### Set problem
Turn the part of the records that opens with the first line and closes with the line containing "124, 667, 137]", both ends included, into a numbered list, leaving out any blank lines.

### Listed entries
+++

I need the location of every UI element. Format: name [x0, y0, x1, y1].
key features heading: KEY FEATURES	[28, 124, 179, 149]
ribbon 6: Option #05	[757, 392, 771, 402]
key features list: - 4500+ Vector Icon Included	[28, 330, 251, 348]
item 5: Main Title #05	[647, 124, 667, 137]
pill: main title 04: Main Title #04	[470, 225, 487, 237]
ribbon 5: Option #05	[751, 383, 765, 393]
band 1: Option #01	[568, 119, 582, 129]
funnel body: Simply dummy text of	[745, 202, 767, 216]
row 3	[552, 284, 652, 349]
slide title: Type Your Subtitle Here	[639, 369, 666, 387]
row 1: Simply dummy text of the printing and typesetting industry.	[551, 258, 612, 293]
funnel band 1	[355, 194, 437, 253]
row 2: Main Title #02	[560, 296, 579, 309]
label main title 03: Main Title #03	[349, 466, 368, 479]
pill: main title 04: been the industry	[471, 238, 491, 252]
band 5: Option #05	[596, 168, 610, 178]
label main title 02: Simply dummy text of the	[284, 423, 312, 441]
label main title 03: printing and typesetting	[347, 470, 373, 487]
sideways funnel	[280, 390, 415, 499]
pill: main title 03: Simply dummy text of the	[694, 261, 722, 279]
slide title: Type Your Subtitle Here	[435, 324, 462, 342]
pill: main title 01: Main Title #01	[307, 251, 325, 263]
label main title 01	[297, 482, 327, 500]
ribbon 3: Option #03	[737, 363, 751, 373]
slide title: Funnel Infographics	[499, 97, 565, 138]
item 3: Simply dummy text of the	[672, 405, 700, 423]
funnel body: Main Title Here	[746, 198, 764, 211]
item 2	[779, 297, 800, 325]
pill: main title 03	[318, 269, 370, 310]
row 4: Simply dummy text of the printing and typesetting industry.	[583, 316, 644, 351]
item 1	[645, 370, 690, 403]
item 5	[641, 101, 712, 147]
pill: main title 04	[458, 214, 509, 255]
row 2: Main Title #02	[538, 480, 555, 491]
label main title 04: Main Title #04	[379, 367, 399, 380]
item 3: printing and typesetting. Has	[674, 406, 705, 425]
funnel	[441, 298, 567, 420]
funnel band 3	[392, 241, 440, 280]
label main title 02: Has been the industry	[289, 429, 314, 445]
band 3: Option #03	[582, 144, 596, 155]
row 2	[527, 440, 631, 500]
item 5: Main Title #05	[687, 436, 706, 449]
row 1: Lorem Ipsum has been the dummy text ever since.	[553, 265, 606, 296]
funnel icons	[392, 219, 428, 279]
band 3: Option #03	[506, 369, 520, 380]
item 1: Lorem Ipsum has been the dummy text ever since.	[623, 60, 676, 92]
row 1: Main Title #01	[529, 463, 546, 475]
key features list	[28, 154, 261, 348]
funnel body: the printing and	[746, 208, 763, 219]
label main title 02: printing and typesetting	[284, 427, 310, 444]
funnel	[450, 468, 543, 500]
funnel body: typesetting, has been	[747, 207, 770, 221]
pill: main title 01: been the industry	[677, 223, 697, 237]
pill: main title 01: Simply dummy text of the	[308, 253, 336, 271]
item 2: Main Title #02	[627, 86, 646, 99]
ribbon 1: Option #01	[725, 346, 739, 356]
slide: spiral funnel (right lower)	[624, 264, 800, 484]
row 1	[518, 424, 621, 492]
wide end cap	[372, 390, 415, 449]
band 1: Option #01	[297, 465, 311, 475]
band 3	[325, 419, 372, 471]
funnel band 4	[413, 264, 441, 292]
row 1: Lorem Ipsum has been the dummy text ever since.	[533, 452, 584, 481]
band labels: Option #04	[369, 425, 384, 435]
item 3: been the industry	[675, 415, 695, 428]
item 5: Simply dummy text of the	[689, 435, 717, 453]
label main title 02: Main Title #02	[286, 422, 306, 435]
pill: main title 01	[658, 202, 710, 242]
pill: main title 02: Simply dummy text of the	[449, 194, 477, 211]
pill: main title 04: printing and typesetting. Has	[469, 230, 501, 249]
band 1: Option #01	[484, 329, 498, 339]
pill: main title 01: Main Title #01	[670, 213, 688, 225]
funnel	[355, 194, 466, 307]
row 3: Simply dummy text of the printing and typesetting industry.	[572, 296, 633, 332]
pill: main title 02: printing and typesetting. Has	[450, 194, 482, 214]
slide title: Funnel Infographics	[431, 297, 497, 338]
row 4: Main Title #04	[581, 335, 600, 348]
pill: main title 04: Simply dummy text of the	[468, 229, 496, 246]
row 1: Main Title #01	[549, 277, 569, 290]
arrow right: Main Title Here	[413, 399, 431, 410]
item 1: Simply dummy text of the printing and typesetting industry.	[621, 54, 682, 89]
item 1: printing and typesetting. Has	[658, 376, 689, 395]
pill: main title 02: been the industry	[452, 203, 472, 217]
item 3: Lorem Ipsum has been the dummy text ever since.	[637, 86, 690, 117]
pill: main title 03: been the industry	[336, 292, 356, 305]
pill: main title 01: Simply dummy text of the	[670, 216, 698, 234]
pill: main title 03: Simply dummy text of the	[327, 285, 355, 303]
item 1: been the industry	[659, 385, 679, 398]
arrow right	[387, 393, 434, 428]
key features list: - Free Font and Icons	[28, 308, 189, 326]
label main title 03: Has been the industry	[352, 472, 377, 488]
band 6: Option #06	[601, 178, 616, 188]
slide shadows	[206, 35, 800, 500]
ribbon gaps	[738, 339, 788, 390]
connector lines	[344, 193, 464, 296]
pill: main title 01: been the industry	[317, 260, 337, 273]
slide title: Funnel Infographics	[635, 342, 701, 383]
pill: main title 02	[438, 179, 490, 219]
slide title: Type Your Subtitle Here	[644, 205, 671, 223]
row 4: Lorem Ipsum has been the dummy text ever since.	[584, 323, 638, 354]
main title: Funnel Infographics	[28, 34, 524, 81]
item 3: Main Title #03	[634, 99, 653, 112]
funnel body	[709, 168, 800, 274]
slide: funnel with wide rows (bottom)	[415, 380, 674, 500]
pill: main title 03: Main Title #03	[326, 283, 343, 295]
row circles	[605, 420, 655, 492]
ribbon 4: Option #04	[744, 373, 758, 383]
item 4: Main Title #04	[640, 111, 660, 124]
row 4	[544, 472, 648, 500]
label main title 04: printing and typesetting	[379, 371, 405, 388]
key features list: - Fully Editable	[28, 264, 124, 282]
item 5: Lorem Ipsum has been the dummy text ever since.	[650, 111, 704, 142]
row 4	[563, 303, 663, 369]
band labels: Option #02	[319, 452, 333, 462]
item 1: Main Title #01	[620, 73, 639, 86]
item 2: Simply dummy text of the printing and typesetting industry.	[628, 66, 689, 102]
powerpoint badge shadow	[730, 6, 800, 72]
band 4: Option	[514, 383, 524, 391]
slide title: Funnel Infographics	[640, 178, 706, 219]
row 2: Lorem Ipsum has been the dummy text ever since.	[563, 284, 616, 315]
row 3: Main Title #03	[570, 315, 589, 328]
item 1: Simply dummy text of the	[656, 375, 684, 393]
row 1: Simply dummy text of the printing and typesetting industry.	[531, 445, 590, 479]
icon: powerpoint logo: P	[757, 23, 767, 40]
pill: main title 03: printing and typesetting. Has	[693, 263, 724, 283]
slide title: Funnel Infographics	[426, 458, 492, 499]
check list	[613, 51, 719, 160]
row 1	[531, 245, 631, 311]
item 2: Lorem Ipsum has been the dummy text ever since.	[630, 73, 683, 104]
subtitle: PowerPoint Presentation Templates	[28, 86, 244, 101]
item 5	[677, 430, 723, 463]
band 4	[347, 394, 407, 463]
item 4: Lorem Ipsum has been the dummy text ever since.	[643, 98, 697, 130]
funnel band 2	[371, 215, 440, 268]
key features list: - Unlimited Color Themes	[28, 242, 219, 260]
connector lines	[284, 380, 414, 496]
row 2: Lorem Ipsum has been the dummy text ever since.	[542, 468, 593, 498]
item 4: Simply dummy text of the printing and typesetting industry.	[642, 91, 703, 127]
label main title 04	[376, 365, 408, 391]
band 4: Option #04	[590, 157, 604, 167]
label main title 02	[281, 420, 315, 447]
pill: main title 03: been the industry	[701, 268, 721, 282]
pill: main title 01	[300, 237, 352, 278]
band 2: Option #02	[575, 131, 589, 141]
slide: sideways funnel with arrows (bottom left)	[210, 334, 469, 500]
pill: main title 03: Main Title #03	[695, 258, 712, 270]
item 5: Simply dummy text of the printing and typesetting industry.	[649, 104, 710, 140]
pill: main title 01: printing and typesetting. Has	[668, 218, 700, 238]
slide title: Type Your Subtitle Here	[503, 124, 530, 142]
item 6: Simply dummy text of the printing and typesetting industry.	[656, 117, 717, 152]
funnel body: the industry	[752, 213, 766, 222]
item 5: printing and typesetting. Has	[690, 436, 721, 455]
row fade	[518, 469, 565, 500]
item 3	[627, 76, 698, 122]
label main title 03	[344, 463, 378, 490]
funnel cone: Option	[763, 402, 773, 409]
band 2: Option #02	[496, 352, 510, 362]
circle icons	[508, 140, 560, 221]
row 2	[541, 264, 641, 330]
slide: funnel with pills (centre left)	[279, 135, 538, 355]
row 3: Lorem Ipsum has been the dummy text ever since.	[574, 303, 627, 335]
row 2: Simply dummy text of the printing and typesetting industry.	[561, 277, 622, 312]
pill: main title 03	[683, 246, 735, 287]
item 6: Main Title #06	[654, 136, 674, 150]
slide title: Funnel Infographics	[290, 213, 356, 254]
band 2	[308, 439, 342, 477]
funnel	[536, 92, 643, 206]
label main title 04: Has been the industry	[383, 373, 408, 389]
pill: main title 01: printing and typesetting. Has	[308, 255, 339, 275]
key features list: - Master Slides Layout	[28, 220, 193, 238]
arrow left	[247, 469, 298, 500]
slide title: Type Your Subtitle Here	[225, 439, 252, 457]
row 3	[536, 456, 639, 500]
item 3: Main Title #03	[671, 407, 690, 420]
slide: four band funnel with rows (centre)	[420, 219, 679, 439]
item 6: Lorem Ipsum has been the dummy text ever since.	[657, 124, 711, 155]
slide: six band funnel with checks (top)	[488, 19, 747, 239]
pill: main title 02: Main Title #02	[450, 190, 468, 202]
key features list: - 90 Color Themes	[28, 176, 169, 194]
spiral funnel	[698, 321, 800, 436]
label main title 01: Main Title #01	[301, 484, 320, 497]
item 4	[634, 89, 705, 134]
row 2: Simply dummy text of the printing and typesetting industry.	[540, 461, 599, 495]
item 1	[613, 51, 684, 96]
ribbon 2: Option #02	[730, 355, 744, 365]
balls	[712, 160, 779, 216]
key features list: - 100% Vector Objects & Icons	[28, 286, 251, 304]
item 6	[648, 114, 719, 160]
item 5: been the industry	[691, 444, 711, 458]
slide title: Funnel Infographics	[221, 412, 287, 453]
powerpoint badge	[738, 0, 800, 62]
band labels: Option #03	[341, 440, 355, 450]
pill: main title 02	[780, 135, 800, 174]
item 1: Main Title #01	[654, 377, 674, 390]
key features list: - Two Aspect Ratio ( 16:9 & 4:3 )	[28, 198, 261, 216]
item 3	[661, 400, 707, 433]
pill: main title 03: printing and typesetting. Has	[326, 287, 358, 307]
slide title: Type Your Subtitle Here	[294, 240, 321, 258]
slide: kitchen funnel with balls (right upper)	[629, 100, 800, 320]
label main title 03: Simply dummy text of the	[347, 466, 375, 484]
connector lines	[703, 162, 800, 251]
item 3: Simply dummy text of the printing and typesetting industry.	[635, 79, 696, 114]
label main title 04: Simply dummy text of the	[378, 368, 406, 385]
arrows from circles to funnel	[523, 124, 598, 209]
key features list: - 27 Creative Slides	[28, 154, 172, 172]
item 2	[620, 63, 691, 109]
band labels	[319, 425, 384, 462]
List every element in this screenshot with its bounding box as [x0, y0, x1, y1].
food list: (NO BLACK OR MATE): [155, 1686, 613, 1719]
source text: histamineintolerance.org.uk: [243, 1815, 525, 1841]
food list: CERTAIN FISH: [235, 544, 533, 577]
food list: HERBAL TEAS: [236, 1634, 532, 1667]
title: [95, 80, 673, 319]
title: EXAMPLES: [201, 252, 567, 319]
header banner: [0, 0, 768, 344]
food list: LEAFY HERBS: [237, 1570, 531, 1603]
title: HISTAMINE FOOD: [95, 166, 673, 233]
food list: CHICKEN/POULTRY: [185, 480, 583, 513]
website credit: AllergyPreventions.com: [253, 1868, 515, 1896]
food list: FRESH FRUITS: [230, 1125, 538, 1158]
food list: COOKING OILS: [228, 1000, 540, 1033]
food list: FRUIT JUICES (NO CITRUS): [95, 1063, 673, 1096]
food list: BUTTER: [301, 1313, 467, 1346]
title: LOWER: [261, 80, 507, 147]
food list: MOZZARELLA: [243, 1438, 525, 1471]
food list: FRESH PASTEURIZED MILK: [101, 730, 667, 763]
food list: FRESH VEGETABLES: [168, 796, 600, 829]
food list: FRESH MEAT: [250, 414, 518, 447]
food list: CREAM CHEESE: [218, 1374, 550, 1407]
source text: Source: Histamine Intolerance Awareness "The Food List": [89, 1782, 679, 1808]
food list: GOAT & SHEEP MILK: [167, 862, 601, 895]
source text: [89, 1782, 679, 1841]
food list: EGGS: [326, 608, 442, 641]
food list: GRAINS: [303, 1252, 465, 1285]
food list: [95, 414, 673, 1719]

+++

### Full output
1. I need the location of every UI element. Format: name [x0, y0, x1, y1].
2. key features heading: KEY FEATURES	[28, 124, 179, 149]
3. ribbon 6: Option #05	[757, 392, 771, 402]
4. key features list: - 4500+ Vector Icon Included	[28, 330, 251, 348]
5. item 5: Main Title #05	[647, 124, 667, 137]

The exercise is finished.